TASK — Find the lines containing the word "Губернатора" and copy every one of them.

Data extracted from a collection
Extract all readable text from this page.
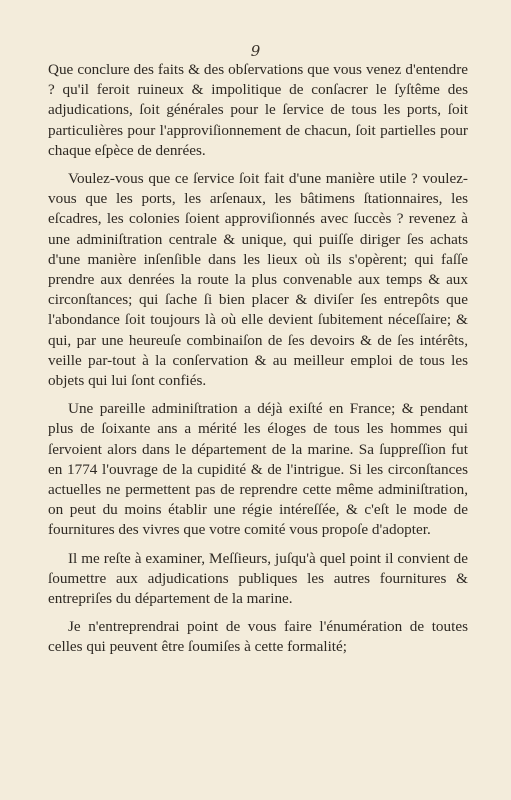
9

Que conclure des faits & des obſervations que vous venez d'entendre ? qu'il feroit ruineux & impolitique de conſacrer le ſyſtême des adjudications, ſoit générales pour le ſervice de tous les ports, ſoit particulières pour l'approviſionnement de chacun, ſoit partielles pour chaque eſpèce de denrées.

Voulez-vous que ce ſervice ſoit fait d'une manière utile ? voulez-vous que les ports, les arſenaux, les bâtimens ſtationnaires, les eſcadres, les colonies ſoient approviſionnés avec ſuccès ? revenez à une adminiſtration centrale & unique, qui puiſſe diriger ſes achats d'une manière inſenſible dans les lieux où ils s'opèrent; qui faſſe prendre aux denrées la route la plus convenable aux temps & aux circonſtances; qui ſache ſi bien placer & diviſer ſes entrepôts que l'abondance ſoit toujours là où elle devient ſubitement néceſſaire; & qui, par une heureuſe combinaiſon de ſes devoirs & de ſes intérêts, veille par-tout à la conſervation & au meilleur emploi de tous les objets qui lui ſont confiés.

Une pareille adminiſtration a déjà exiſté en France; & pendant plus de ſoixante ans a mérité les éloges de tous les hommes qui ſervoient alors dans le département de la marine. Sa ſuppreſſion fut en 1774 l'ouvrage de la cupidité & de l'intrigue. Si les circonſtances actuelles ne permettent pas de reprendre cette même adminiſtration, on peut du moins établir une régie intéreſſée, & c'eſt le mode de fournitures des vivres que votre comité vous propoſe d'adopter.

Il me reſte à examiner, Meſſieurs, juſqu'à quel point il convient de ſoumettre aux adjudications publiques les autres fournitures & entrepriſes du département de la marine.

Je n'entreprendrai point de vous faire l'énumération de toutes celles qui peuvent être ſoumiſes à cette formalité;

--

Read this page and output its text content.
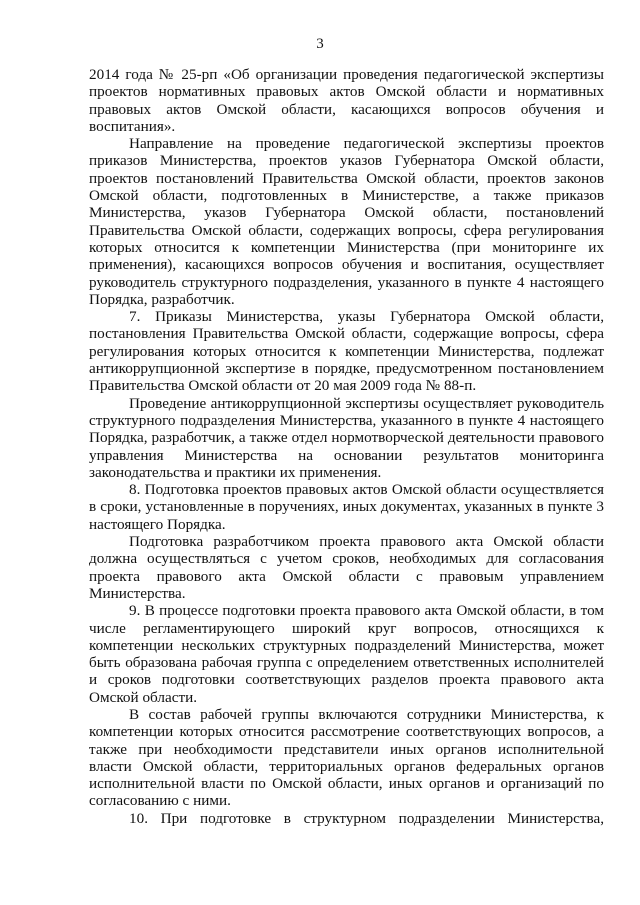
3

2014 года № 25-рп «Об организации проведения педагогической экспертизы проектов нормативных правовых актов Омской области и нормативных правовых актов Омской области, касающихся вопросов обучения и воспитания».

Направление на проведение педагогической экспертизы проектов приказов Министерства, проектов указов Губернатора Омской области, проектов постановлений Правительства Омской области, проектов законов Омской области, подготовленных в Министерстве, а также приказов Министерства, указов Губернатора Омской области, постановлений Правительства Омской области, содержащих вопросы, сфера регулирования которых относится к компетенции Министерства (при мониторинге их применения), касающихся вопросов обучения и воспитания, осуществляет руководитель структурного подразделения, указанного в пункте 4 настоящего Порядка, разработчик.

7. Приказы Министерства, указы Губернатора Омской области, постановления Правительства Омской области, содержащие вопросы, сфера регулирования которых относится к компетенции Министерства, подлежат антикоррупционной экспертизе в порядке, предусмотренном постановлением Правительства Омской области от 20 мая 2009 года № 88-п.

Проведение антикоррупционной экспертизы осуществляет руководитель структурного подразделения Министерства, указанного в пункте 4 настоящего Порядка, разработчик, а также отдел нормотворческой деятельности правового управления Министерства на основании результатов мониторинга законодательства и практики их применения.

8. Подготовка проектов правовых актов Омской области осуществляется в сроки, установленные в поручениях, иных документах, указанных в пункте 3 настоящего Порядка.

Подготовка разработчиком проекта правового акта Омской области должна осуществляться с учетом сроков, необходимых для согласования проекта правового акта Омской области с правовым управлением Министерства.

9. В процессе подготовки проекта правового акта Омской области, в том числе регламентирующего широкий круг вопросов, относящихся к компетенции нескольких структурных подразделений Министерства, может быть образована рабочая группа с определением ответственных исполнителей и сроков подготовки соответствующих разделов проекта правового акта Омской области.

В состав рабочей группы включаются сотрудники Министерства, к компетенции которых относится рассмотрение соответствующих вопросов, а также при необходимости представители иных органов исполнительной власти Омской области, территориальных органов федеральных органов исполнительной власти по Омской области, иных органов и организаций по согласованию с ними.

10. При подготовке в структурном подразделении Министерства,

--

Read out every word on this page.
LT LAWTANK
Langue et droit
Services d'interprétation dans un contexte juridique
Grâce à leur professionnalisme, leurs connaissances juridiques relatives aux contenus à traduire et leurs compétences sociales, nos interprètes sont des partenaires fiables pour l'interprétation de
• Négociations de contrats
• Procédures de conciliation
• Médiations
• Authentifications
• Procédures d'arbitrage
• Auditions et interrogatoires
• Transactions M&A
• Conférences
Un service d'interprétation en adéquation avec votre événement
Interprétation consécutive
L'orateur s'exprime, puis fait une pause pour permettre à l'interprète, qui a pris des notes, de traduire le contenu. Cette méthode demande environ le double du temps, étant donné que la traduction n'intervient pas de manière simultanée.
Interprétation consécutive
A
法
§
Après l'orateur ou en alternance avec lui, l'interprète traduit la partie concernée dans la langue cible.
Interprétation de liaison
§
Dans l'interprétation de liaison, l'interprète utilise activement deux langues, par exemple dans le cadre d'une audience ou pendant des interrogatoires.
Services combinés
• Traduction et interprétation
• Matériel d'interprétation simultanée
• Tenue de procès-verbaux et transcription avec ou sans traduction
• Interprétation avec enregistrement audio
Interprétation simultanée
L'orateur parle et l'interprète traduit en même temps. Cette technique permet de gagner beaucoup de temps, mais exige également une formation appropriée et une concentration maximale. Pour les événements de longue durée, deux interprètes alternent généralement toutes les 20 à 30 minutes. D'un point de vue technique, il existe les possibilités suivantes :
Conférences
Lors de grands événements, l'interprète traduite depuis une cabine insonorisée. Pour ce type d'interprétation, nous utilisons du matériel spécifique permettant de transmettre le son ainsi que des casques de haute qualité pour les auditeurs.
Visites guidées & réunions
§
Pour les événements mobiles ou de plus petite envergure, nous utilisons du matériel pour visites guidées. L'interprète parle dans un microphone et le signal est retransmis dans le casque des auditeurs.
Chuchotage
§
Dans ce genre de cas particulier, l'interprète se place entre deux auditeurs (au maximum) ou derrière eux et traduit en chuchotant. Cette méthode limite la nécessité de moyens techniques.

TASK OUTPUT —
Направление на проведение педагогической экспертизы проектов приказов Министерства, проектов указов Губернатора Омской области, проектов постановлений Правительства Омской области, проектов законов Омской области, подготовленных в Министерстве, а также приказов Министерства, указов Губернатора Омской области, постановлений Правительства Омской области, содержащих вопросы, сфера регулирования которых относится к компетенции Министерства (при мониторинге их применения), касающихся вопросов обучения и воспитания, осуществляет руководитель структурного подразделения, указанного в пункте 4 настоящего Порядка, разработчик.
7. Приказы Министерства, указы Губернатора Омской области, постановления Правительства Омской области, содержащие вопросы, сфера регулирования которых относится к компетенции Министерства, подлежат антикоррупционной экспертизе в порядке, предусмотренном постановлением Правительства Омской области от 20 мая 2009 года № 88-п.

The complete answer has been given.